**Information given**

>>>>

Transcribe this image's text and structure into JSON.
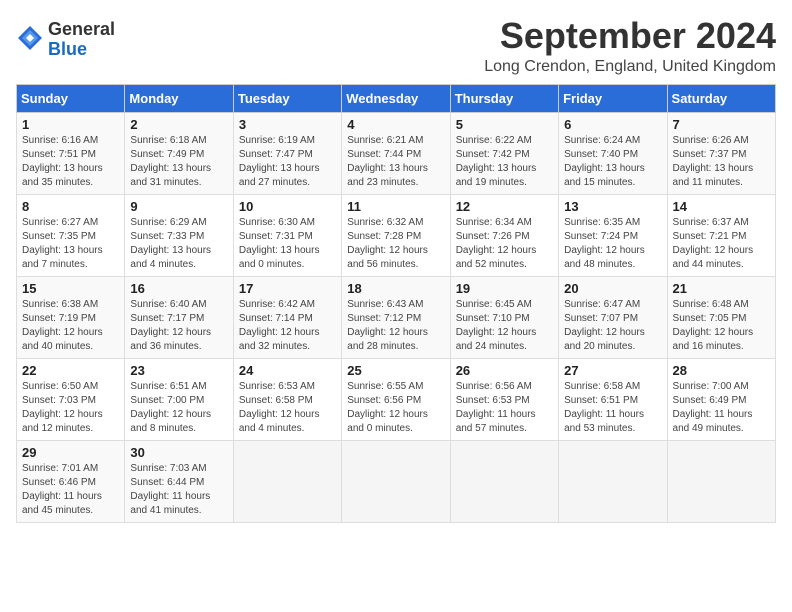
{
  "header": {
    "logo_general": "General",
    "logo_blue": "Blue",
    "month_title": "September 2024",
    "location": "Long Crendon, England, United Kingdom"
  },
  "days_of_week": [
    "Sunday",
    "Monday",
    "Tuesday",
    "Wednesday",
    "Thursday",
    "Friday",
    "Saturday"
  ],
  "weeks": [
    [
      {
        "day": "1",
        "info": "Sunrise: 6:16 AM\nSunset: 7:51 PM\nDaylight: 13 hours and 35 minutes."
      },
      {
        "day": "2",
        "info": "Sunrise: 6:18 AM\nSunset: 7:49 PM\nDaylight: 13 hours and 31 minutes."
      },
      {
        "day": "3",
        "info": "Sunrise: 6:19 AM\nSunset: 7:47 PM\nDaylight: 13 hours and 27 minutes."
      },
      {
        "day": "4",
        "info": "Sunrise: 6:21 AM\nSunset: 7:44 PM\nDaylight: 13 hours and 23 minutes."
      },
      {
        "day": "5",
        "info": "Sunrise: 6:22 AM\nSunset: 7:42 PM\nDaylight: 13 hours and 19 minutes."
      },
      {
        "day": "6",
        "info": "Sunrise: 6:24 AM\nSunset: 7:40 PM\nDaylight: 13 hours and 15 minutes."
      },
      {
        "day": "7",
        "info": "Sunrise: 6:26 AM\nSunset: 7:37 PM\nDaylight: 13 hours and 11 minutes."
      }
    ],
    [
      {
        "day": "8",
        "info": "Sunrise: 6:27 AM\nSunset: 7:35 PM\nDaylight: 13 hours and 7 minutes."
      },
      {
        "day": "9",
        "info": "Sunrise: 6:29 AM\nSunset: 7:33 PM\nDaylight: 13 hours and 4 minutes."
      },
      {
        "day": "10",
        "info": "Sunrise: 6:30 AM\nSunset: 7:31 PM\nDaylight: 13 hours and 0 minutes."
      },
      {
        "day": "11",
        "info": "Sunrise: 6:32 AM\nSunset: 7:28 PM\nDaylight: 12 hours and 56 minutes."
      },
      {
        "day": "12",
        "info": "Sunrise: 6:34 AM\nSunset: 7:26 PM\nDaylight: 12 hours and 52 minutes."
      },
      {
        "day": "13",
        "info": "Sunrise: 6:35 AM\nSunset: 7:24 PM\nDaylight: 12 hours and 48 minutes."
      },
      {
        "day": "14",
        "info": "Sunrise: 6:37 AM\nSunset: 7:21 PM\nDaylight: 12 hours and 44 minutes."
      }
    ],
    [
      {
        "day": "15",
        "info": "Sunrise: 6:38 AM\nSunset: 7:19 PM\nDaylight: 12 hours and 40 minutes."
      },
      {
        "day": "16",
        "info": "Sunrise: 6:40 AM\nSunset: 7:17 PM\nDaylight: 12 hours and 36 minutes."
      },
      {
        "day": "17",
        "info": "Sunrise: 6:42 AM\nSunset: 7:14 PM\nDaylight: 12 hours and 32 minutes."
      },
      {
        "day": "18",
        "info": "Sunrise: 6:43 AM\nSunset: 7:12 PM\nDaylight: 12 hours and 28 minutes."
      },
      {
        "day": "19",
        "info": "Sunrise: 6:45 AM\nSunset: 7:10 PM\nDaylight: 12 hours and 24 minutes."
      },
      {
        "day": "20",
        "info": "Sunrise: 6:47 AM\nSunset: 7:07 PM\nDaylight: 12 hours and 20 minutes."
      },
      {
        "day": "21",
        "info": "Sunrise: 6:48 AM\nSunset: 7:05 PM\nDaylight: 12 hours and 16 minutes."
      }
    ],
    [
      {
        "day": "22",
        "info": "Sunrise: 6:50 AM\nSunset: 7:03 PM\nDaylight: 12 hours and 12 minutes."
      },
      {
        "day": "23",
        "info": "Sunrise: 6:51 AM\nSunset: 7:00 PM\nDaylight: 12 hours and 8 minutes."
      },
      {
        "day": "24",
        "info": "Sunrise: 6:53 AM\nSunset: 6:58 PM\nDaylight: 12 hours and 4 minutes."
      },
      {
        "day": "25",
        "info": "Sunrise: 6:55 AM\nSunset: 6:56 PM\nDaylight: 12 hours and 0 minutes."
      },
      {
        "day": "26",
        "info": "Sunrise: 6:56 AM\nSunset: 6:53 PM\nDaylight: 11 hours and 57 minutes."
      },
      {
        "day": "27",
        "info": "Sunrise: 6:58 AM\nSunset: 6:51 PM\nDaylight: 11 hours and 53 minutes."
      },
      {
        "day": "28",
        "info": "Sunrise: 7:00 AM\nSunset: 6:49 PM\nDaylight: 11 hours and 49 minutes."
      }
    ],
    [
      {
        "day": "29",
        "info": "Sunrise: 7:01 AM\nSunset: 6:46 PM\nDaylight: 11 hours and 45 minutes."
      },
      {
        "day": "30",
        "info": "Sunrise: 7:03 AM\nSunset: 6:44 PM\nDaylight: 11 hours and 41 minutes."
      },
      {
        "day": "",
        "info": ""
      },
      {
        "day": "",
        "info": ""
      },
      {
        "day": "",
        "info": ""
      },
      {
        "day": "",
        "info": ""
      },
      {
        "day": "",
        "info": ""
      }
    ]
  ]
}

<<<<

**Written instruction**
Set down all the entries exactly as they appear, but skip any pictures.

**Answer in full**
Transcribe this image's text and structure into JSON.
{
  "header": {
    "logo_general": "General",
    "logo_blue": "Blue",
    "month_title": "September 2024",
    "location": "Long Crendon, England, United Kingdom"
  },
  "days_of_week": [
    "Sunday",
    "Monday",
    "Tuesday",
    "Wednesday",
    "Thursday",
    "Friday",
    "Saturday"
  ],
  "weeks": [
    [
      {
        "day": "1",
        "info": "Sunrise: 6:16 AM\nSunset: 7:51 PM\nDaylight: 13 hours and 35 minutes."
      },
      {
        "day": "2",
        "info": "Sunrise: 6:18 AM\nSunset: 7:49 PM\nDaylight: 13 hours and 31 minutes."
      },
      {
        "day": "3",
        "info": "Sunrise: 6:19 AM\nSunset: 7:47 PM\nDaylight: 13 hours and 27 minutes."
      },
      {
        "day": "4",
        "info": "Sunrise: 6:21 AM\nSunset: 7:44 PM\nDaylight: 13 hours and 23 minutes."
      },
      {
        "day": "5",
        "info": "Sunrise: 6:22 AM\nSunset: 7:42 PM\nDaylight: 13 hours and 19 minutes."
      },
      {
        "day": "6",
        "info": "Sunrise: 6:24 AM\nSunset: 7:40 PM\nDaylight: 13 hours and 15 minutes."
      },
      {
        "day": "7",
        "info": "Sunrise: 6:26 AM\nSunset: 7:37 PM\nDaylight: 13 hours and 11 minutes."
      }
    ],
    [
      {
        "day": "8",
        "info": "Sunrise: 6:27 AM\nSunset: 7:35 PM\nDaylight: 13 hours and 7 minutes."
      },
      {
        "day": "9",
        "info": "Sunrise: 6:29 AM\nSunset: 7:33 PM\nDaylight: 13 hours and 4 minutes."
      },
      {
        "day": "10",
        "info": "Sunrise: 6:30 AM\nSunset: 7:31 PM\nDaylight: 13 hours and 0 minutes."
      },
      {
        "day": "11",
        "info": "Sunrise: 6:32 AM\nSunset: 7:28 PM\nDaylight: 12 hours and 56 minutes."
      },
      {
        "day": "12",
        "info": "Sunrise: 6:34 AM\nSunset: 7:26 PM\nDaylight: 12 hours and 52 minutes."
      },
      {
        "day": "13",
        "info": "Sunrise: 6:35 AM\nSunset: 7:24 PM\nDaylight: 12 hours and 48 minutes."
      },
      {
        "day": "14",
        "info": "Sunrise: 6:37 AM\nSunset: 7:21 PM\nDaylight: 12 hours and 44 minutes."
      }
    ],
    [
      {
        "day": "15",
        "info": "Sunrise: 6:38 AM\nSunset: 7:19 PM\nDaylight: 12 hours and 40 minutes."
      },
      {
        "day": "16",
        "info": "Sunrise: 6:40 AM\nSunset: 7:17 PM\nDaylight: 12 hours and 36 minutes."
      },
      {
        "day": "17",
        "info": "Sunrise: 6:42 AM\nSunset: 7:14 PM\nDaylight: 12 hours and 32 minutes."
      },
      {
        "day": "18",
        "info": "Sunrise: 6:43 AM\nSunset: 7:12 PM\nDaylight: 12 hours and 28 minutes."
      },
      {
        "day": "19",
        "info": "Sunrise: 6:45 AM\nSunset: 7:10 PM\nDaylight: 12 hours and 24 minutes."
      },
      {
        "day": "20",
        "info": "Sunrise: 6:47 AM\nSunset: 7:07 PM\nDaylight: 12 hours and 20 minutes."
      },
      {
        "day": "21",
        "info": "Sunrise: 6:48 AM\nSunset: 7:05 PM\nDaylight: 12 hours and 16 minutes."
      }
    ],
    [
      {
        "day": "22",
        "info": "Sunrise: 6:50 AM\nSunset: 7:03 PM\nDaylight: 12 hours and 12 minutes."
      },
      {
        "day": "23",
        "info": "Sunrise: 6:51 AM\nSunset: 7:00 PM\nDaylight: 12 hours and 8 minutes."
      },
      {
        "day": "24",
        "info": "Sunrise: 6:53 AM\nSunset: 6:58 PM\nDaylight: 12 hours and 4 minutes."
      },
      {
        "day": "25",
        "info": "Sunrise: 6:55 AM\nSunset: 6:56 PM\nDaylight: 12 hours and 0 minutes."
      },
      {
        "day": "26",
        "info": "Sunrise: 6:56 AM\nSunset: 6:53 PM\nDaylight: 11 hours and 57 minutes."
      },
      {
        "day": "27",
        "info": "Sunrise: 6:58 AM\nSunset: 6:51 PM\nDaylight: 11 hours and 53 minutes."
      },
      {
        "day": "28",
        "info": "Sunrise: 7:00 AM\nSunset: 6:49 PM\nDaylight: 11 hours and 49 minutes."
      }
    ],
    [
      {
        "day": "29",
        "info": "Sunrise: 7:01 AM\nSunset: 6:46 PM\nDaylight: 11 hours and 45 minutes."
      },
      {
        "day": "30",
        "info": "Sunrise: 7:03 AM\nSunset: 6:44 PM\nDaylight: 11 hours and 41 minutes."
      },
      {
        "day": "",
        "info": ""
      },
      {
        "day": "",
        "info": ""
      },
      {
        "day": "",
        "info": ""
      },
      {
        "day": "",
        "info": ""
      },
      {
        "day": "",
        "info": ""
      }
    ]
  ]
}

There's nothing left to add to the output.